─── MATERIAL FOR THIS TASK ───
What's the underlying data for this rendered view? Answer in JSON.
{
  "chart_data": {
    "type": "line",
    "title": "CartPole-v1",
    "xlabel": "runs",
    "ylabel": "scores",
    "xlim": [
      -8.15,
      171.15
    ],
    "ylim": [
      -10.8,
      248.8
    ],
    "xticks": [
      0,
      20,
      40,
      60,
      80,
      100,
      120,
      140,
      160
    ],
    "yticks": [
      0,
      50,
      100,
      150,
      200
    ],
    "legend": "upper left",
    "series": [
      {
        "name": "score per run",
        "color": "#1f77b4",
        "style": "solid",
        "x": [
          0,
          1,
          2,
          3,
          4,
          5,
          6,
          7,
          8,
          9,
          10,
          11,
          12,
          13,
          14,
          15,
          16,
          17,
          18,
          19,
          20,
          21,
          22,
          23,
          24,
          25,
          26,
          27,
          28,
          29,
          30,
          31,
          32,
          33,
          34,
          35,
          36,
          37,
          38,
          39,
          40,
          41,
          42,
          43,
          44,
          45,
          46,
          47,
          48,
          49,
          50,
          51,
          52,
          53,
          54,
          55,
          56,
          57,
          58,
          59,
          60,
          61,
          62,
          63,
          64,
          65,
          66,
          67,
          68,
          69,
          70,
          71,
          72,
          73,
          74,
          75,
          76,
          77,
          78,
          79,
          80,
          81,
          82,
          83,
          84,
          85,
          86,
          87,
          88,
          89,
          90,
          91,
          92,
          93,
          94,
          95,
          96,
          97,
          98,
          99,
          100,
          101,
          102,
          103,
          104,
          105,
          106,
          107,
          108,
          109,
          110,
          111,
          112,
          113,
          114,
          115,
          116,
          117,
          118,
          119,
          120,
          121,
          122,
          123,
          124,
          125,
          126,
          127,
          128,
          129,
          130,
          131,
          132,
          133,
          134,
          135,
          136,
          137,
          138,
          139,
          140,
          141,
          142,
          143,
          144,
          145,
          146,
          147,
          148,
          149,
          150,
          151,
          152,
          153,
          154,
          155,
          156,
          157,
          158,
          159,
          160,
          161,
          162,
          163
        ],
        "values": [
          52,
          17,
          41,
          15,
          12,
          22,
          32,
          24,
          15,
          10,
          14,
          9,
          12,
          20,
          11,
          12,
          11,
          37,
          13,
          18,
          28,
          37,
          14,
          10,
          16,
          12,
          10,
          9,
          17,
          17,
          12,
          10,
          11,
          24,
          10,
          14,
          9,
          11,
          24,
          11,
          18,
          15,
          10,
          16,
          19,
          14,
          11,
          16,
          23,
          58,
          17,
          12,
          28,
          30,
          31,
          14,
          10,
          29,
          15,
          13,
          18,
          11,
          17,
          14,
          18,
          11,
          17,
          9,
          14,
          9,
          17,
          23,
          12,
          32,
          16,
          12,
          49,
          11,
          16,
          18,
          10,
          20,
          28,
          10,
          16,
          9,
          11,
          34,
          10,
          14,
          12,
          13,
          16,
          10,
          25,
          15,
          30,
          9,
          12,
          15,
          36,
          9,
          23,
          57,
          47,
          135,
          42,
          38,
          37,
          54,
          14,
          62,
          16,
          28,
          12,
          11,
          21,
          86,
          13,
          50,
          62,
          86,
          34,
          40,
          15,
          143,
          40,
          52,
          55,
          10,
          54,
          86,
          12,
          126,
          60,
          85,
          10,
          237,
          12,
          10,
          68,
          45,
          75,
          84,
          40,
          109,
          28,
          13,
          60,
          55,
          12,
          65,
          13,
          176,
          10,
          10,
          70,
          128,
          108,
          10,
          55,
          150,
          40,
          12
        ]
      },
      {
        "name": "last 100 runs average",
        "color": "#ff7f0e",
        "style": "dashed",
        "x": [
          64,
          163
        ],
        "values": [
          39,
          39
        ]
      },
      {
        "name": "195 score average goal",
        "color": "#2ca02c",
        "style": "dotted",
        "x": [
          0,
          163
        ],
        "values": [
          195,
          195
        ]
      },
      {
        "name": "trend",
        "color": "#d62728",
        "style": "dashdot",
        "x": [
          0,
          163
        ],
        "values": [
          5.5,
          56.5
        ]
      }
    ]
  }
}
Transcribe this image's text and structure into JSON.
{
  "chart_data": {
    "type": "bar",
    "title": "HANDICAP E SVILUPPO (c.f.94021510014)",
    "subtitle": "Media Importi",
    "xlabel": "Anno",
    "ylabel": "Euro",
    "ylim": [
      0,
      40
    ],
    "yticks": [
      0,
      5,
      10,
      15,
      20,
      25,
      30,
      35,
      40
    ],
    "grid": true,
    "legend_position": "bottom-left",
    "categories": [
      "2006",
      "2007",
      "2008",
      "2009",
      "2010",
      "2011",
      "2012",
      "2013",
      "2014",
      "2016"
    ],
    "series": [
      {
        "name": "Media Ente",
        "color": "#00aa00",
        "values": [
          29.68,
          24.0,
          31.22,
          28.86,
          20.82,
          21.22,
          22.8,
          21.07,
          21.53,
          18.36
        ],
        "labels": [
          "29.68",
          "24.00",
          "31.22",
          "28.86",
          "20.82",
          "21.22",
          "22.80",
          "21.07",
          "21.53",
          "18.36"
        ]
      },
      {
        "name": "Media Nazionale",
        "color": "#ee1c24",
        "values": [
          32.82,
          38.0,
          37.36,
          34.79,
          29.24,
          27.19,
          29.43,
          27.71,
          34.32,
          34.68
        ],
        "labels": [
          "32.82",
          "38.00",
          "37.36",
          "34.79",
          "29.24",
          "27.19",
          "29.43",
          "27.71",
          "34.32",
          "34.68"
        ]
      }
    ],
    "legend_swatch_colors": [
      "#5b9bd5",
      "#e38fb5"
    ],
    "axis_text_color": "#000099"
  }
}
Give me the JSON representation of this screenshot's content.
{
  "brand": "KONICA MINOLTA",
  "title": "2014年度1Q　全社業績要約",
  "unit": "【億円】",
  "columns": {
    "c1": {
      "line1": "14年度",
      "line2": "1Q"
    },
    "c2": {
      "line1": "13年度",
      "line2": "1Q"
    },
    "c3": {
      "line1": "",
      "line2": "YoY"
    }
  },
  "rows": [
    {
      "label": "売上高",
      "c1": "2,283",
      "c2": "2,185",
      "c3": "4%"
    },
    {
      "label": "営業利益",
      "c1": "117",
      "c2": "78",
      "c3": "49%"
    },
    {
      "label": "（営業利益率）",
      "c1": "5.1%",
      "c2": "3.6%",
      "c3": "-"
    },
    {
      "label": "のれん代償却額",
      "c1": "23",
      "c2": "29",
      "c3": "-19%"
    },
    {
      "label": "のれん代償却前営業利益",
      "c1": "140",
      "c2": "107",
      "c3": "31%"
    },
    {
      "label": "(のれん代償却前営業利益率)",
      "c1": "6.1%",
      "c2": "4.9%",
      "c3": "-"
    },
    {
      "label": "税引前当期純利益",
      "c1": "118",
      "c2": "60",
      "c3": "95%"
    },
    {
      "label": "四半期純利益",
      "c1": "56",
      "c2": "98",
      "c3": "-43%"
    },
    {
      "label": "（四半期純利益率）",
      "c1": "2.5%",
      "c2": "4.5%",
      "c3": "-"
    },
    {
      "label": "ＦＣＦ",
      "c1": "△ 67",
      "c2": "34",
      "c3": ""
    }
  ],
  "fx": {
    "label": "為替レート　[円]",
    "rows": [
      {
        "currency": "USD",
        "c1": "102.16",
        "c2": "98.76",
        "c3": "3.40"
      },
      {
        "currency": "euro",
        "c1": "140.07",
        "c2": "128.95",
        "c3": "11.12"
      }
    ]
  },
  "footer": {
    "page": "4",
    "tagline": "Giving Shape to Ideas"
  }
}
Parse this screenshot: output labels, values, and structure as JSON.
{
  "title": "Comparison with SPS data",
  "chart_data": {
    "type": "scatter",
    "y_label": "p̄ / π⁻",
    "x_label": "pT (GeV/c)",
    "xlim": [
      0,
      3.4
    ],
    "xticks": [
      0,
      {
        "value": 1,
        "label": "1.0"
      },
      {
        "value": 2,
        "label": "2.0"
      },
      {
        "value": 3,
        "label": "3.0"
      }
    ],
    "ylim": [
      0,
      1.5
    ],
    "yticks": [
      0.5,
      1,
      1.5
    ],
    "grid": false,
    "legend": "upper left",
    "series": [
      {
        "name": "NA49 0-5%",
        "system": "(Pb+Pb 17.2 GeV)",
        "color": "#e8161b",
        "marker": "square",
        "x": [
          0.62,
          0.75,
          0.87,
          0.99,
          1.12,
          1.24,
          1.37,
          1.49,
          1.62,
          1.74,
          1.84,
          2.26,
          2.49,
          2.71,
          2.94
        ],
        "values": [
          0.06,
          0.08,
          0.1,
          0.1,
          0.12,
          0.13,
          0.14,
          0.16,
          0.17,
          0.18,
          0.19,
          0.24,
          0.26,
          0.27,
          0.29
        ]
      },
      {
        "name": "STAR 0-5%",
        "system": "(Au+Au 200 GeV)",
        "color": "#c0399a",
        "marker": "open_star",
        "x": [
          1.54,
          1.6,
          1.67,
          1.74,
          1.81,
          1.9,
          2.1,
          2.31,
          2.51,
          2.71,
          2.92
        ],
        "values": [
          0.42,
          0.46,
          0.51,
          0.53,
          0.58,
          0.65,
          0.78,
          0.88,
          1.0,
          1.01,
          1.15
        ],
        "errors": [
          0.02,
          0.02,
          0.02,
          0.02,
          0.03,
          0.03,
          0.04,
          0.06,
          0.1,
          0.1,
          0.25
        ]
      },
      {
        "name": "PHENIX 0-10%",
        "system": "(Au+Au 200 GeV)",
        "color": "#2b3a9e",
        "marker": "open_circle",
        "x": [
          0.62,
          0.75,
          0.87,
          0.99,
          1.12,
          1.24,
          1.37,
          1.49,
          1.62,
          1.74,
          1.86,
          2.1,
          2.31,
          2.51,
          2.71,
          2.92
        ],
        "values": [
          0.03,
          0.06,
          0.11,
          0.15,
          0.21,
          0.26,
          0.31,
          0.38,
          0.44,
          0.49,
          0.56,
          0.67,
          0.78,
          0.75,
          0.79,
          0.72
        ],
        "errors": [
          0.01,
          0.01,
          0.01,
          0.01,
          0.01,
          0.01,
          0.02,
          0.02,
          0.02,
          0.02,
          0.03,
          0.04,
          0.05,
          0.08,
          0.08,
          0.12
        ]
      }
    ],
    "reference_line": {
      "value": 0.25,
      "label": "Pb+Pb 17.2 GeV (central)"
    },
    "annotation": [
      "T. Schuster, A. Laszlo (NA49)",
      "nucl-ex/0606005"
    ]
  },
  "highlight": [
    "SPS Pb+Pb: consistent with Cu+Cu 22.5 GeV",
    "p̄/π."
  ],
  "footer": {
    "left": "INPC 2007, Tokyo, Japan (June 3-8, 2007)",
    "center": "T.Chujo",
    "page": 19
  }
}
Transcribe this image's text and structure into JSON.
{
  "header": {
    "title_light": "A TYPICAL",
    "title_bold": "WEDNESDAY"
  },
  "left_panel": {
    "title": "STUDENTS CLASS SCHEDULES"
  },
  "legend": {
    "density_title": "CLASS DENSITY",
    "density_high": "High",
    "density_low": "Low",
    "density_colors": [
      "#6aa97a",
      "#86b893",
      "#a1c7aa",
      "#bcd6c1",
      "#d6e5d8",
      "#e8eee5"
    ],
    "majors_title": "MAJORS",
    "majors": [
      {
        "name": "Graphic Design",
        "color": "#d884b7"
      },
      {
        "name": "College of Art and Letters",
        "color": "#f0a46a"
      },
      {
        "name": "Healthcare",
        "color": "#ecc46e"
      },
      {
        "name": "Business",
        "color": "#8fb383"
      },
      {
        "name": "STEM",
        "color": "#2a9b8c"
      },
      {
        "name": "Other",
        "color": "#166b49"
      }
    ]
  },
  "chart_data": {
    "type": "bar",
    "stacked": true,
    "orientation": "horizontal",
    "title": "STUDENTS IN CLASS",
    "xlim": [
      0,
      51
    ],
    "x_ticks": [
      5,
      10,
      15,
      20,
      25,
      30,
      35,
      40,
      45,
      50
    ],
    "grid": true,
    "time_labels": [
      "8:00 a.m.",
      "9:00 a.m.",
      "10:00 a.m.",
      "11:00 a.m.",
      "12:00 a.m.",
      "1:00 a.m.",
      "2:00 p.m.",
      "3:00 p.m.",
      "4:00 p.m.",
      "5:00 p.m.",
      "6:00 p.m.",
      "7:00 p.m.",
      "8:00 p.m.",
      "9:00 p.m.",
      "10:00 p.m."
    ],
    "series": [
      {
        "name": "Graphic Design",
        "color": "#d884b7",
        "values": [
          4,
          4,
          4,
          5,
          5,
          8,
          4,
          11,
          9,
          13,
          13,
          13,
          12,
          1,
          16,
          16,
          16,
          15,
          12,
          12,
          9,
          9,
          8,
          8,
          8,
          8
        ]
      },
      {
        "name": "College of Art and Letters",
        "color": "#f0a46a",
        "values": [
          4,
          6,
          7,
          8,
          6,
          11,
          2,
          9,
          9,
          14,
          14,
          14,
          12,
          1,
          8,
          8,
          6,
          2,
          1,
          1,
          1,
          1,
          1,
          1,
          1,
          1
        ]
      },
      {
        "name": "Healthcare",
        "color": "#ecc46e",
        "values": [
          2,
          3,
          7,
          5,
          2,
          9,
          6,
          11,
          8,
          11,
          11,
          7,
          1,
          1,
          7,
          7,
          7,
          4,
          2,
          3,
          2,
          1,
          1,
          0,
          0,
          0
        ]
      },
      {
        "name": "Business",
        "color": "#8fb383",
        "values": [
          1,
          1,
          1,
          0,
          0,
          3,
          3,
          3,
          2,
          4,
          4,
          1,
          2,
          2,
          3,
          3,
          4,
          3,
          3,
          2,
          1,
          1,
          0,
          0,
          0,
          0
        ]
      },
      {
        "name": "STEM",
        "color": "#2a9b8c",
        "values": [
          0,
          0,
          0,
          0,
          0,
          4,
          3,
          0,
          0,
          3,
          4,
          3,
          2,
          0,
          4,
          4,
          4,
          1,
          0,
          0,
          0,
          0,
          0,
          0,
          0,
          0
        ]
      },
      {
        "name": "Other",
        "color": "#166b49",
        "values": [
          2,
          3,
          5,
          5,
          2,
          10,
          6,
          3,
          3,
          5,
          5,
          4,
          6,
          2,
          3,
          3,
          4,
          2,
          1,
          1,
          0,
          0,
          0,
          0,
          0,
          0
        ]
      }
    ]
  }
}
───
Find the word "screenshot" and list each line it appears in.

▸ FULL RESPONSE
Give me the JSON representation of this screenshot's content.
Parse this screenshot: output labels, values, and structure as JSON.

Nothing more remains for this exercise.